----- 文書 -----
上記微粒子の含有量の上限は上記樹脂と上記微粒子との合計に対して、例えば、85体積%以下であり、80体積%以下であることが好ましい。上記微粒子の含有量の上限が上記範囲内であると、微粒子同士が凝集しにくく、また、表面にひび割れ等が生じにくいため、安定して電気特性の良好な多孔質ポリイミド膜を形成することができる。
なお、本明細書において、体積%及び体積比は、25℃における値である。
【0014】
また、多孔質ポリイミド膜製造用ワニスにおいて、微粒子とポリアミド酸及び/又はポリイミドからなる樹脂との合計の含有量は、多孔質ポリイミド膜製造用ワニス中の固形分全体(後述の溶剤以外の各成分全体)に対し、例えば、90質量%以上であることが好ましく、95質量%以上であることがより好ましく、実質的に99〜100質量%となるよう調整することが各種製造工程の安定性の点で更により好ましい。
【0015】
多孔質ポリイミド膜製造用ワニスの25℃における粘度は、好ましくは550mPa・s以上であり、より好ましくは600mPa・s以上であり、更により好ましくは700mPa・s以上である。上記粘度の上限は、特に限定されないが、実用的な観点から、3000mPa・s以下であり、好ましくは2000mPa・s以下であり、より好ましくは1500mPa・s以下である。
----- 提示された一覧 -----
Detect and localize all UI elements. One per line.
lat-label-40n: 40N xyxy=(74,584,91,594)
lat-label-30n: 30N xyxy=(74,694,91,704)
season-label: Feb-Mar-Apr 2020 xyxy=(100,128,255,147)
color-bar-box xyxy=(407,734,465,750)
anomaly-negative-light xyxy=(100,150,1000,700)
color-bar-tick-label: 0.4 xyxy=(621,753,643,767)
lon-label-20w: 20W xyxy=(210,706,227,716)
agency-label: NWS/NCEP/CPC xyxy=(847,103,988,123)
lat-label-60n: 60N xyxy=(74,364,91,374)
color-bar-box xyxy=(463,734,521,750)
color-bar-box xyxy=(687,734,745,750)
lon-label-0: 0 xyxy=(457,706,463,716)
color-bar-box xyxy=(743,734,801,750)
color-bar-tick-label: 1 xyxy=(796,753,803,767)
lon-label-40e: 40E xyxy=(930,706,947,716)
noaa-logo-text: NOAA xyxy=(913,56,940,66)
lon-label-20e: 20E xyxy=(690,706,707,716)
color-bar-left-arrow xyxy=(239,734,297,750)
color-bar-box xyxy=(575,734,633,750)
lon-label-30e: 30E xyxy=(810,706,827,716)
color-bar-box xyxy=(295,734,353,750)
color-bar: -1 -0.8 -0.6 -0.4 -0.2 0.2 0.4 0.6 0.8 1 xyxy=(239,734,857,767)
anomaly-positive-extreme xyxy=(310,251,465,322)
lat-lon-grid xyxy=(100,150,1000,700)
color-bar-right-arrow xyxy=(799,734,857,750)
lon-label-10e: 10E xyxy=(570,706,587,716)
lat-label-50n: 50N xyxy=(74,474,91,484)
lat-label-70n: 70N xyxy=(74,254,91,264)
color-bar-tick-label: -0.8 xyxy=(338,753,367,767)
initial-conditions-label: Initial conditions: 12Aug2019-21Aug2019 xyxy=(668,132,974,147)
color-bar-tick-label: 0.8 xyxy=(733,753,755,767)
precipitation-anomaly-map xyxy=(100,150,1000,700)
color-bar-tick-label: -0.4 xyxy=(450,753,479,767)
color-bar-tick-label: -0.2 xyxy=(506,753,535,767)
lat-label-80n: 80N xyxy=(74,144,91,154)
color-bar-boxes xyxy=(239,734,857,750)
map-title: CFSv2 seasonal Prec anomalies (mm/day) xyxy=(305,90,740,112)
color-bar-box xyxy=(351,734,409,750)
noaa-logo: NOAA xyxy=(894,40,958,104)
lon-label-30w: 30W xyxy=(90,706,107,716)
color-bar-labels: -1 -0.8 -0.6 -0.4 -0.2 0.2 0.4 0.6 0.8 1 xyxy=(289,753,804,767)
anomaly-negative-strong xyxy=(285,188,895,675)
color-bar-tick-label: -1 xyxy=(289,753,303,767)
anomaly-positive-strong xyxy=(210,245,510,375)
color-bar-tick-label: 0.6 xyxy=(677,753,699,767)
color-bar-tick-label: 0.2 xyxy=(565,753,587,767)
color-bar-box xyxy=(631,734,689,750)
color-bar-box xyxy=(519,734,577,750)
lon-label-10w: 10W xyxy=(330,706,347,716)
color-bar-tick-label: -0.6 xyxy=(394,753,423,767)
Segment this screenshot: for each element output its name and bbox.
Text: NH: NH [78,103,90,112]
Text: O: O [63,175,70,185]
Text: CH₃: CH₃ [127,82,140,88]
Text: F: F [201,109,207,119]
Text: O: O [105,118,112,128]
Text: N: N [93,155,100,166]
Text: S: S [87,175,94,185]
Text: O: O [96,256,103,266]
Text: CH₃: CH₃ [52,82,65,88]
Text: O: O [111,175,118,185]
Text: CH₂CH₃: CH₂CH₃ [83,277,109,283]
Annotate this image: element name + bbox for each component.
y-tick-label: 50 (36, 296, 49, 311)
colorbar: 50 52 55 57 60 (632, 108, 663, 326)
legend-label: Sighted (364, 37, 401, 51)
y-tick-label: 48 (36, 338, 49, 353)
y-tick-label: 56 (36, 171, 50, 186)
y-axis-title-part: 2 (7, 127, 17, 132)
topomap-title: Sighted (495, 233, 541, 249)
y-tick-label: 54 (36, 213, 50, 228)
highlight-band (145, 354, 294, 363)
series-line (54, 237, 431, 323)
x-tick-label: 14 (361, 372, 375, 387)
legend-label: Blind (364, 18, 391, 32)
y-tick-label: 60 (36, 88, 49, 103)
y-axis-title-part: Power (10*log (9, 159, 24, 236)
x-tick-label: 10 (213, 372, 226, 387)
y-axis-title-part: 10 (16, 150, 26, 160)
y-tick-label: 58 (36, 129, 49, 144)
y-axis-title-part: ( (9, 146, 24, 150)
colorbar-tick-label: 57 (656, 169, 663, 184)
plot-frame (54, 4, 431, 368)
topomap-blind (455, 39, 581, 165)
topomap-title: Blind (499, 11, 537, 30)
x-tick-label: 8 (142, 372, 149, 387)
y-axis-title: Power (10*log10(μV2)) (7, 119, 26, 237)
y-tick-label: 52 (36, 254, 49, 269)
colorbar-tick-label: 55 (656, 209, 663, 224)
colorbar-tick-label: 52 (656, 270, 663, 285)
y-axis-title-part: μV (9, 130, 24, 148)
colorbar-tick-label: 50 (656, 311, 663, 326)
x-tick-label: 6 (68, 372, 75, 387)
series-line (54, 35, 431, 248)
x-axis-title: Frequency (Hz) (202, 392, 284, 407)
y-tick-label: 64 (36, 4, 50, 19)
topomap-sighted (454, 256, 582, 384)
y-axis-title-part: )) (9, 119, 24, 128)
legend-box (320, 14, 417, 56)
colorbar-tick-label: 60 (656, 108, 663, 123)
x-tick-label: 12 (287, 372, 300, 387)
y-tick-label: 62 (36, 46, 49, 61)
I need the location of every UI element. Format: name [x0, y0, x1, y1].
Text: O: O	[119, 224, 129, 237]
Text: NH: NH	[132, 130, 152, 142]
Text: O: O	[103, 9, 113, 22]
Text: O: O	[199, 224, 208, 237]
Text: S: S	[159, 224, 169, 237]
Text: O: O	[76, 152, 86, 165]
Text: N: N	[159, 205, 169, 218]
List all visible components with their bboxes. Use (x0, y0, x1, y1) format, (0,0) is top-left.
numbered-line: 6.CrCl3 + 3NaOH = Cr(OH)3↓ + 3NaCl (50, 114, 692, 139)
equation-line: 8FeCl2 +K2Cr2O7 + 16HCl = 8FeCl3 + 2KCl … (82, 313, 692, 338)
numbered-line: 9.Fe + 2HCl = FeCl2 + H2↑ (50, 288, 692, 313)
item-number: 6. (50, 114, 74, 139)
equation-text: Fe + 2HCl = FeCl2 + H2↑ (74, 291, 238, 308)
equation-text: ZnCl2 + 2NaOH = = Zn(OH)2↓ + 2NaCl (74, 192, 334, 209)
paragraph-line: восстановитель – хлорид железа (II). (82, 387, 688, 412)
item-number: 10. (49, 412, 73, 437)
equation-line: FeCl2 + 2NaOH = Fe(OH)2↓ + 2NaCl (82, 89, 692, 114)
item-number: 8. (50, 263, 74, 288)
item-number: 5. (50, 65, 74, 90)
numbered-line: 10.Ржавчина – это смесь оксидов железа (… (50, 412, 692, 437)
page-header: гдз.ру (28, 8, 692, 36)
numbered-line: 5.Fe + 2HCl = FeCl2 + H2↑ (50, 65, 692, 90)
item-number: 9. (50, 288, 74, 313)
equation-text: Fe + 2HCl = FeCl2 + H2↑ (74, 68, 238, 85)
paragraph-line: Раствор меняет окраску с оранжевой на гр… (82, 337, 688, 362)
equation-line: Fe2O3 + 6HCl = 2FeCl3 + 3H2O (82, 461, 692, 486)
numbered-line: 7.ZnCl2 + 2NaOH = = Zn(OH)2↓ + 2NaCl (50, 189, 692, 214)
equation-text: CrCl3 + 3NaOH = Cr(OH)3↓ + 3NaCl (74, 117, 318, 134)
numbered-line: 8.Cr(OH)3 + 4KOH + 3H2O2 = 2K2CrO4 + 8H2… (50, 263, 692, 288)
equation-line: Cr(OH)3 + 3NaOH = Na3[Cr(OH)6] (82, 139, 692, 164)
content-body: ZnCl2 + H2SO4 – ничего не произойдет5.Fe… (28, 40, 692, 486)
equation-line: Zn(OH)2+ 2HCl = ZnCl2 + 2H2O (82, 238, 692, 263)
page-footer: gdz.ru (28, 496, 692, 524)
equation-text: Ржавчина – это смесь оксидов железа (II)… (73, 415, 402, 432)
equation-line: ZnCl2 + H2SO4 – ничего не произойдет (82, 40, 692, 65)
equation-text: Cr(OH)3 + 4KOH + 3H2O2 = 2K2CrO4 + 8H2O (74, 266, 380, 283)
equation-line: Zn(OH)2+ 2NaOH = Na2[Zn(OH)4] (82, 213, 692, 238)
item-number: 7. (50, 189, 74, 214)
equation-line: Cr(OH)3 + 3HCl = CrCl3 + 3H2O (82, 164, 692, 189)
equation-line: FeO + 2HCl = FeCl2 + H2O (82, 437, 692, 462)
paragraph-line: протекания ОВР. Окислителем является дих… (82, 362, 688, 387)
-----
目標.
1/ 多孔質ポリイミド膜製造用ワニスの文書では、体積%及び体積比は何℃における値とされていますか。
2/ 多孔質ポリイミド膜製造用ワニスの文書を、最後の文の後から書き継いでください。

課題別の結果.
1/ 体積%及び体積比は、25℃における値です。

2/
なお、粘度は、E型粘度計により測定される。
【0016】
多孔質ポリイミド膜製造用ワニスの調製は、ポリアミド酸及び/又はポリイミドからなる樹脂を含み、微粒子を分散した溶液を製造することにより行う。より具体的には、多孔質ポリイミド膜製造用ワニスの調製は、例えば、微粒子を予め分散した溶剤とポリアミド酸及び/又はポリイミドからなる樹脂とを任意の比率で混合するか、微粒子を予め分散した溶剤中でポリアミド酸及び/又はポリイミドからなる樹脂を重合して行われる。上記微粒子は、ワニスに使用する溶剤に不溶であり、成膜後選択的に除去可能なものなら、特に限定されることなく使用することができる。
【0017】
[ポリアミド酸]
本発明で用いるポリアミド酸は、任意のテトラカルボン酸二無水物とジアミンとを重合して得られるものが、特に限定されることなく使用できる。テトラカルボン酸二無水物及びジアミンの使用量は特に限定されないが、テトラカルボン酸二無水物1モルに対して、ジアミンを0.50〜1.50モル用いるのが好ましく、0.60〜1.30モル用いるのがより好ましく、0.70〜1.20モル用いるのが特に好ましい。
【0018】
テトラカルボン酸二無水物は、従来からポリアミド酸の合成原料として使用されているテトラカルボン酸二無水物から適宜選択することができる。テトラカルボン酸二無水物は、芳香族テトラカルボン酸二無水物であっても、脂肪族テトラカルボン酸二無水物であってもよいが、得られるポリイミド樹脂の耐熱性の点から、芳香族テトラカルボン酸二無水物を使用することが好ましい。テトラカルボン酸二無水物は、2種以上を組み合わせて用いてもよい。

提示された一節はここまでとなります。